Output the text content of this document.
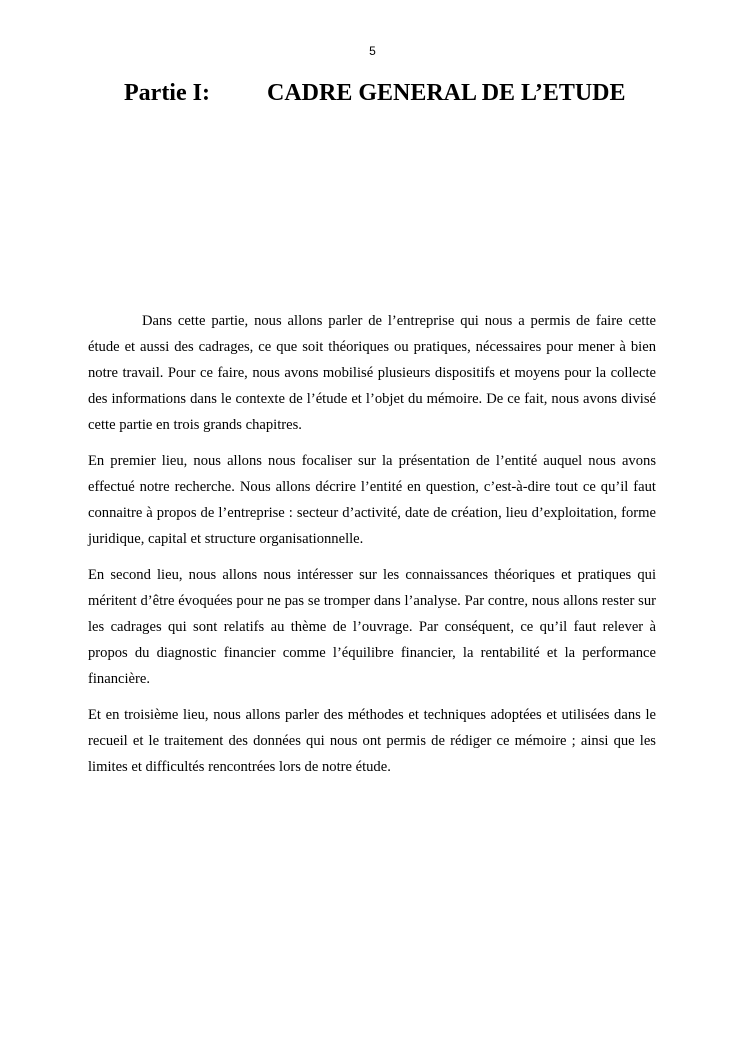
5
Partie I: CADRE GENERAL DE L’ETUDE

Dans cette partie, nous allons parler de l’entreprise qui nous a permis de faire cette étude et aussi des cadrages, ce que soit théoriques ou pratiques, nécessaires pour mener à bien notre travail. Pour ce faire, nous avons mobilisé plusieurs dispositifs et moyens pour la collecte des informations dans le contexte de l’étude et l’objet du mémoire. De ce fait, nous avons divisé cette partie en trois grands chapitres.

En premier lieu, nous allons nous focaliser sur la présentation de l’entité auquel nous avons effectué notre recherche. Nous allons décrire l’entité en question, c’est-à-dire tout ce qu’il faut connaitre à propos de l’entreprise : secteur d’activité, date de création, lieu d’exploitation, forme juridique, capital et structure organisationnelle.

En second lieu, nous allons nous intéresser sur les connaissances théoriques et pratiques qui méritent d’être évoquées pour ne pas se tromper dans l’analyse. Par contre, nous allons rester sur les cadrages qui sont relatifs au thème de l’ouvrage. Par conséquent, ce qu’il faut relever à propos du diagnostic financier comme l’équilibre financier, la rentabilité et la performance financière.

Et en troisième lieu, nous allons parler des méthodes et techniques adoptées et utilisées dans le recueil et le traitement des données qui nous ont permis de rédiger ce mémoire ; ainsi que les limites et difficultés rencontrées lors de notre étude.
========================
→ EXERCISE DESCRIPTION
Repeat each entry exactly as it appears; skip any picture.

→ OUTPUT
Output the text content of this document.
5
Partie I: CADRE GENERAL DE L’ETUDE

Dans cette partie, nous allons parler de l’entreprise qui nous a permis de faire cette étude et aussi des cadrages, ce que soit théoriques ou pratiques, nécessaires pour mener à bien notre travail. Pour ce faire, nous avons mobilisé plusieurs dispositifs et moyens pour la collecte des informations dans le contexte de l’étude et l’objet du mémoire. De ce fait, nous avons divisé cette partie en trois grands chapitres.

En premier lieu, nous allons nous focaliser sur la présentation de l’entité auquel nous avons effectué notre recherche. Nous allons décrire l’entité en question, c’est-à-dire tout ce qu’il faut connaitre à propos de l’entreprise : secteur d’activité, date de création, lieu d’exploitation, forme juridique, capital et structure organisationnelle.

En second lieu, nous allons nous intéresser sur les connaissances théoriques et pratiques qui méritent d’être évoquées pour ne pas se tromper dans l’analyse. Par contre, nous allons rester sur les cadrages qui sont relatifs au thème de l’ouvrage. Par conséquent, ce qu’il faut relever à propos du diagnostic financier comme l’équilibre financier, la rentabilité et la performance financière.

Et en troisième lieu, nous allons parler des méthodes et techniques adoptées et utilisées dans le recueil et le traitement des données qui nous ont permis de rédiger ce mémoire ; ainsi que les limites et difficultés rencontrées lors de notre étude.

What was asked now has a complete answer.